--- BEGIN INPUT ROWS ---
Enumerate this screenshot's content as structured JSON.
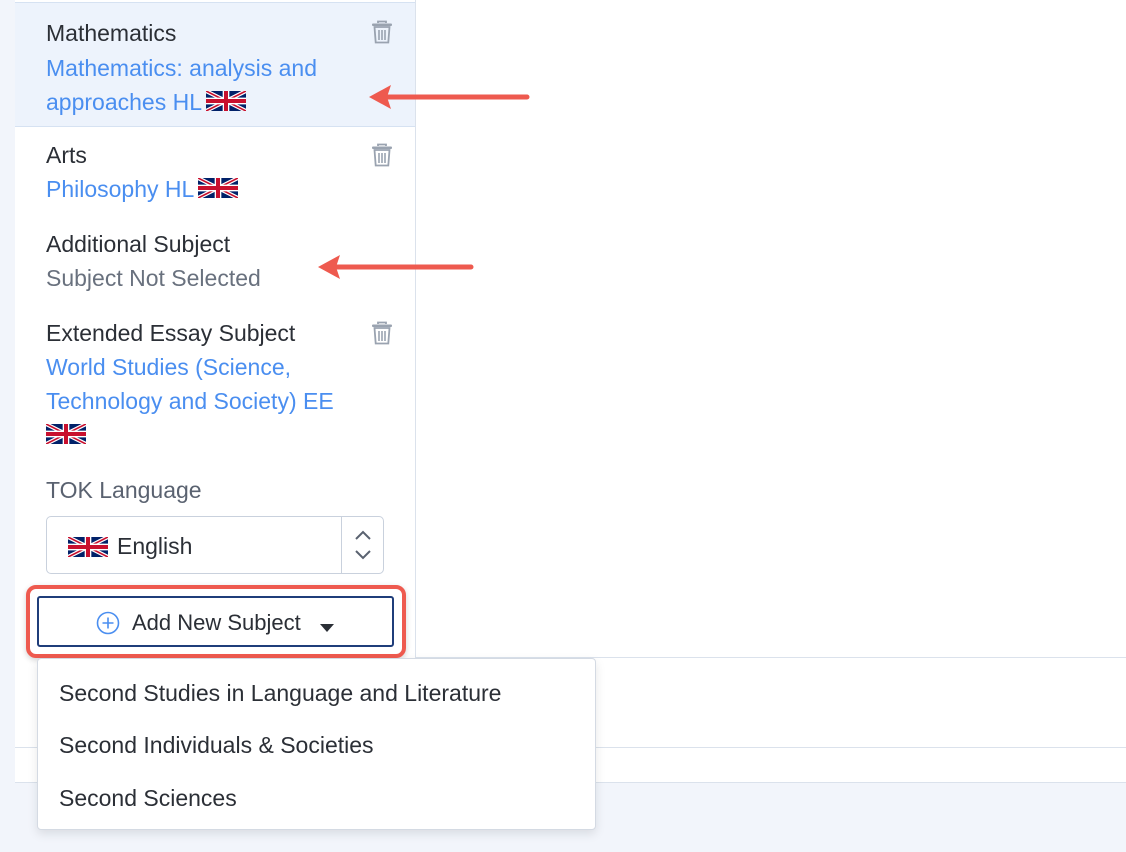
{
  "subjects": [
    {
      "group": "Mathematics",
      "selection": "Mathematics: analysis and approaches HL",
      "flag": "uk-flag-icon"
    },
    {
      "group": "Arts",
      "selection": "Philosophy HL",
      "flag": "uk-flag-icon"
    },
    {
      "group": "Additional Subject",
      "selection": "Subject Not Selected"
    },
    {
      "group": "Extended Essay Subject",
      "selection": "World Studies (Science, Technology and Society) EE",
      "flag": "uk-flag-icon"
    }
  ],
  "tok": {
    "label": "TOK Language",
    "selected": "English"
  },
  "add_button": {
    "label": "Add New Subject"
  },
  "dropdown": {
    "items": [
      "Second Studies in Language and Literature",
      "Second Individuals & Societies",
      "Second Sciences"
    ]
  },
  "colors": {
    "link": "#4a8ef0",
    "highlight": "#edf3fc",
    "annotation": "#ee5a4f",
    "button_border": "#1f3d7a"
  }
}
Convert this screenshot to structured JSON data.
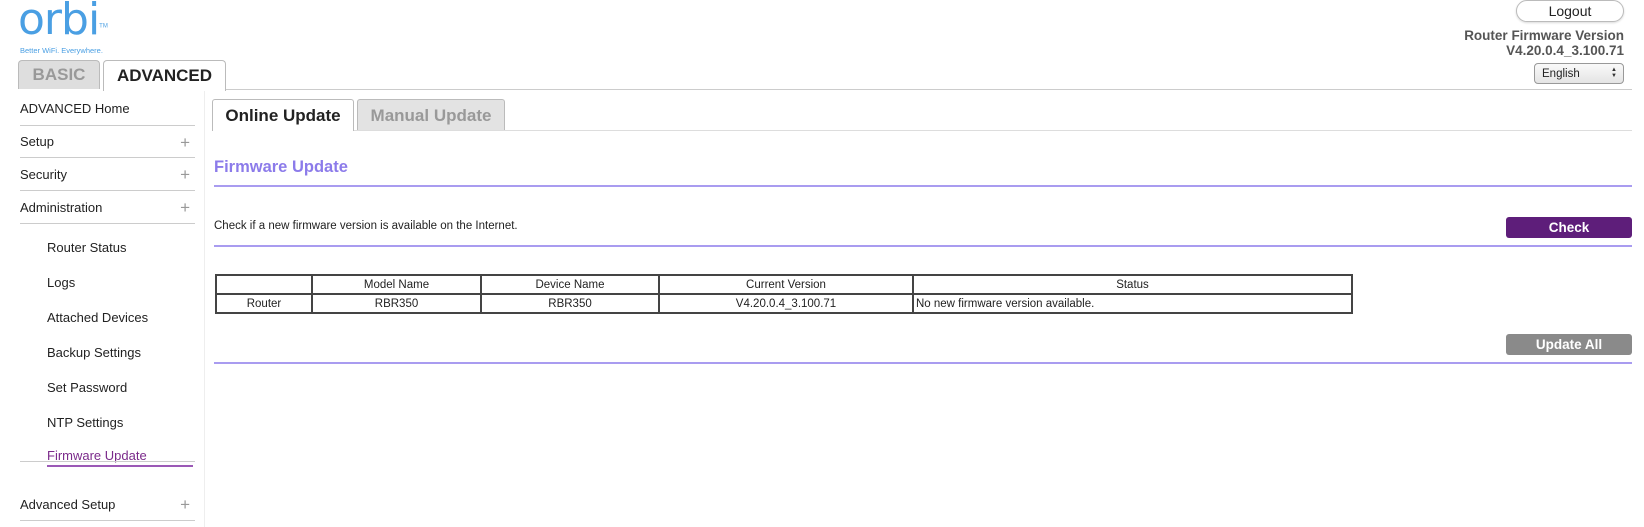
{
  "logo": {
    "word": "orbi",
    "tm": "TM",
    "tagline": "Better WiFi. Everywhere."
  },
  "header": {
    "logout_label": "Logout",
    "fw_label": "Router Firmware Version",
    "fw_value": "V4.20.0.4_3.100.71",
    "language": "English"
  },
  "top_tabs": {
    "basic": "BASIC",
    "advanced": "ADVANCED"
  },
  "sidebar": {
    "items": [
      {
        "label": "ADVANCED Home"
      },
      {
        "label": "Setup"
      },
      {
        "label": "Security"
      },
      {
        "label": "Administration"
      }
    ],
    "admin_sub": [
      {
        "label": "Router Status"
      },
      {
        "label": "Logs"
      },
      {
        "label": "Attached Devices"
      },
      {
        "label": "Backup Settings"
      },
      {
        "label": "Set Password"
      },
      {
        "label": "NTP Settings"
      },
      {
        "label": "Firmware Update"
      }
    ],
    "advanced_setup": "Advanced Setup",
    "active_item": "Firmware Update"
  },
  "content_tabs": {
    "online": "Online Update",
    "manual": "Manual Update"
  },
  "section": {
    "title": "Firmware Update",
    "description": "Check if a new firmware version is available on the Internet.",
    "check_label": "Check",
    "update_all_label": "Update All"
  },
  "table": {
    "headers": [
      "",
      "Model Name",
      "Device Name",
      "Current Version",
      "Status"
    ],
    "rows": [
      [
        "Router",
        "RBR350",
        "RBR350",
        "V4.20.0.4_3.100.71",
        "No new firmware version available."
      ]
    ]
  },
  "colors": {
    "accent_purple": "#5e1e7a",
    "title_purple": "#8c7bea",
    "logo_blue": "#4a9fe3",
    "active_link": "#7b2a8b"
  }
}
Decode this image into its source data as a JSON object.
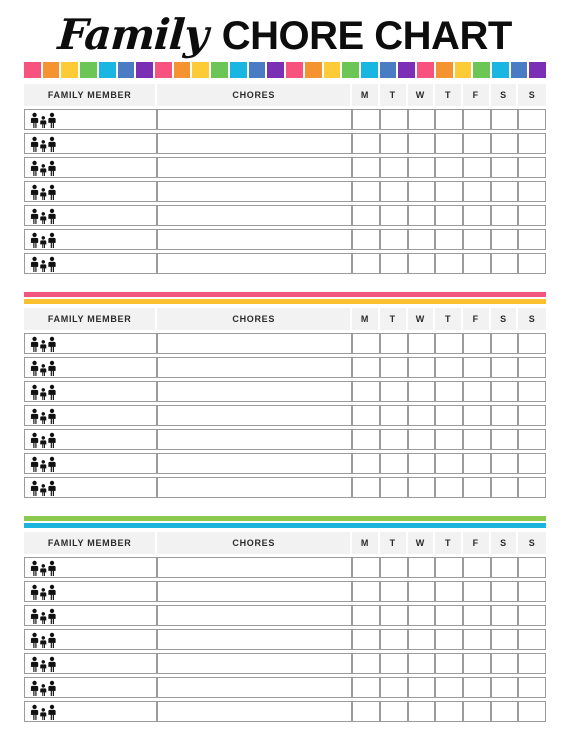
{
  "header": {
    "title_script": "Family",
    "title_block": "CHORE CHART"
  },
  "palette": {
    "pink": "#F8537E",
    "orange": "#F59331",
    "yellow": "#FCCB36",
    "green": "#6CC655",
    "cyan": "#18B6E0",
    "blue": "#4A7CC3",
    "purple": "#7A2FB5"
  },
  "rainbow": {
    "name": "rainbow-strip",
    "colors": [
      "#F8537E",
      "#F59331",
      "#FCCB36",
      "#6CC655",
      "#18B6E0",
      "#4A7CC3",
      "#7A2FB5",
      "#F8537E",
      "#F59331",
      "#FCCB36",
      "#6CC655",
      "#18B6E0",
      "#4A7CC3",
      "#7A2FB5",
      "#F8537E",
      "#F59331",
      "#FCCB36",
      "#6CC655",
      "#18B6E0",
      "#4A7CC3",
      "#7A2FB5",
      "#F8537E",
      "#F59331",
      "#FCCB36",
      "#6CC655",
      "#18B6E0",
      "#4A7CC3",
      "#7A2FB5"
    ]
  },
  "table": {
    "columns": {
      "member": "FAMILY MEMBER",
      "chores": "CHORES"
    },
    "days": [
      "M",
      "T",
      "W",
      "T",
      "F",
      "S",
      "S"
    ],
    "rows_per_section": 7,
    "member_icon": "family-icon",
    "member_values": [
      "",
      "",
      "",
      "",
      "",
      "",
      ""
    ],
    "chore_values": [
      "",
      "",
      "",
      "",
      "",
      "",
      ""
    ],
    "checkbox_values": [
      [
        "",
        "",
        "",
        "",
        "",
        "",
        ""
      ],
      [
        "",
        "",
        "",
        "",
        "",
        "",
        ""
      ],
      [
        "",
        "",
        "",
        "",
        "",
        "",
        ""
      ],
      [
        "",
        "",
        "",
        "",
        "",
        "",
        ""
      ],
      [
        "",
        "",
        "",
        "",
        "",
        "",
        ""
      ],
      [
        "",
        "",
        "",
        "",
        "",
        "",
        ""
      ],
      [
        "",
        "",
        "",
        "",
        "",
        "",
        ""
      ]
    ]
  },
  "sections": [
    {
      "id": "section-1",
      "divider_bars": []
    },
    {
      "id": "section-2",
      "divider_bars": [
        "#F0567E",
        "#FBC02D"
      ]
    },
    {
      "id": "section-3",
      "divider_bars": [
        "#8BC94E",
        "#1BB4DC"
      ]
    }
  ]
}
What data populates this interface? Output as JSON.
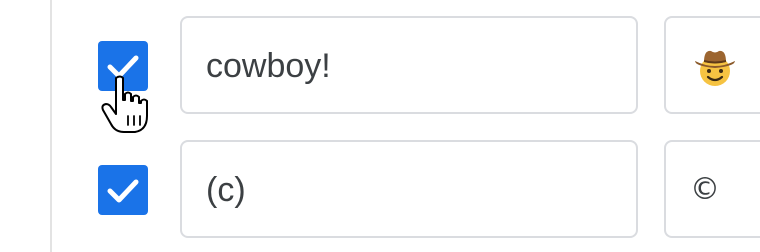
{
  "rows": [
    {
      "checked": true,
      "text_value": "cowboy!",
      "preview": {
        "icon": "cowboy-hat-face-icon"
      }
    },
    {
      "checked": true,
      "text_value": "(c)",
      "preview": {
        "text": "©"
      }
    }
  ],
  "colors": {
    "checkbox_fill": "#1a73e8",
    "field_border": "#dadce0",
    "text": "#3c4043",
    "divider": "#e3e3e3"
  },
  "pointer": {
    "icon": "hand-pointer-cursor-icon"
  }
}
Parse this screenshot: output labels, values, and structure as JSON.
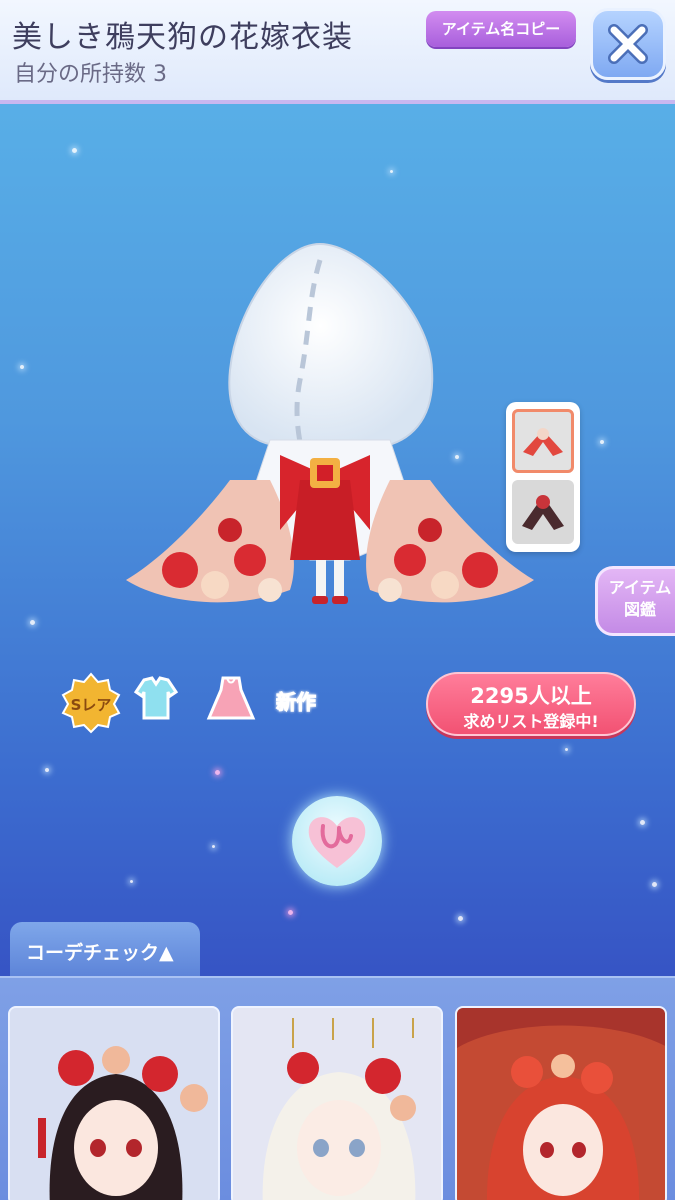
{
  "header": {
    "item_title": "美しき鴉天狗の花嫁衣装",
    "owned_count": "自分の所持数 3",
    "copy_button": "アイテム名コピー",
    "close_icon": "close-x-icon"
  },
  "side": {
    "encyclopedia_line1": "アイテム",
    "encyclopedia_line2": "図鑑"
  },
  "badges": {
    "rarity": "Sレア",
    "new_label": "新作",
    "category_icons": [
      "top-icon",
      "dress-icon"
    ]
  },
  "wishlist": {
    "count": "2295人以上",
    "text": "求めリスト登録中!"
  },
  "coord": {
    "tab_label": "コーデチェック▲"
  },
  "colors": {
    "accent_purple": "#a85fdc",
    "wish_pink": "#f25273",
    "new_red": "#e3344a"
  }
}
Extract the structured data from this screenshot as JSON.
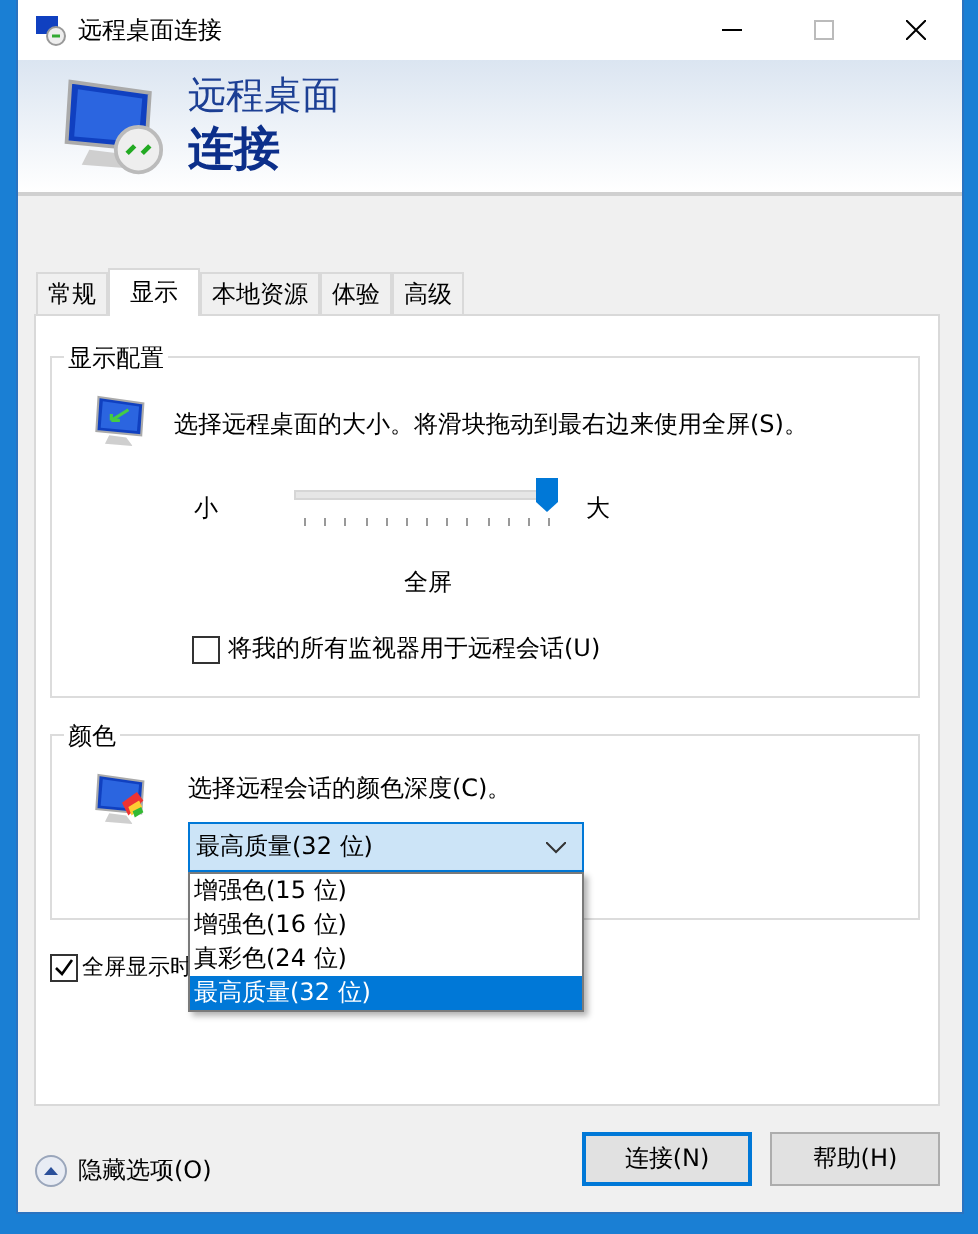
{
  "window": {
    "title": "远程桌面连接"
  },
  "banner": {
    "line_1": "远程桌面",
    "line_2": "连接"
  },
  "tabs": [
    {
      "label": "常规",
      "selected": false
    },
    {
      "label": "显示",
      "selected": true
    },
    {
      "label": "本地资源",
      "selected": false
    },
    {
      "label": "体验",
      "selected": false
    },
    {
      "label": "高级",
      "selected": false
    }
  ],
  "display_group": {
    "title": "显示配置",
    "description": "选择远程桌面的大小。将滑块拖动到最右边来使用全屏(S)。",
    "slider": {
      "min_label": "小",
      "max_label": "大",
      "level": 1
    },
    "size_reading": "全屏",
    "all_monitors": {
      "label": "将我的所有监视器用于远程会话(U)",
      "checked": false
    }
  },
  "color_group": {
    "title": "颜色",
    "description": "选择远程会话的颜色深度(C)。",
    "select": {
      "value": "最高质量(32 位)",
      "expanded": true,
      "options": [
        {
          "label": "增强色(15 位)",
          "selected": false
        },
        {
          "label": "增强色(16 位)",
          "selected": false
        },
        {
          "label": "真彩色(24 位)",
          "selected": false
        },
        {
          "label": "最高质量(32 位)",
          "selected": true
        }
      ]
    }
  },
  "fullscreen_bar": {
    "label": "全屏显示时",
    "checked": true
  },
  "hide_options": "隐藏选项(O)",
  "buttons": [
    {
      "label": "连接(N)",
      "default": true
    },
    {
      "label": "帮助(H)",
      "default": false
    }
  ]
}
--- END INPUT ROWS ---
EXERCISE BRIEF:
Where a line of the entries contains the word "Second", copy that line.

ANSWER TO THE PROBLEM:
      "Second Studies in Language and Literature",
      "Second Individuals & Societies",
      "Second Sciences"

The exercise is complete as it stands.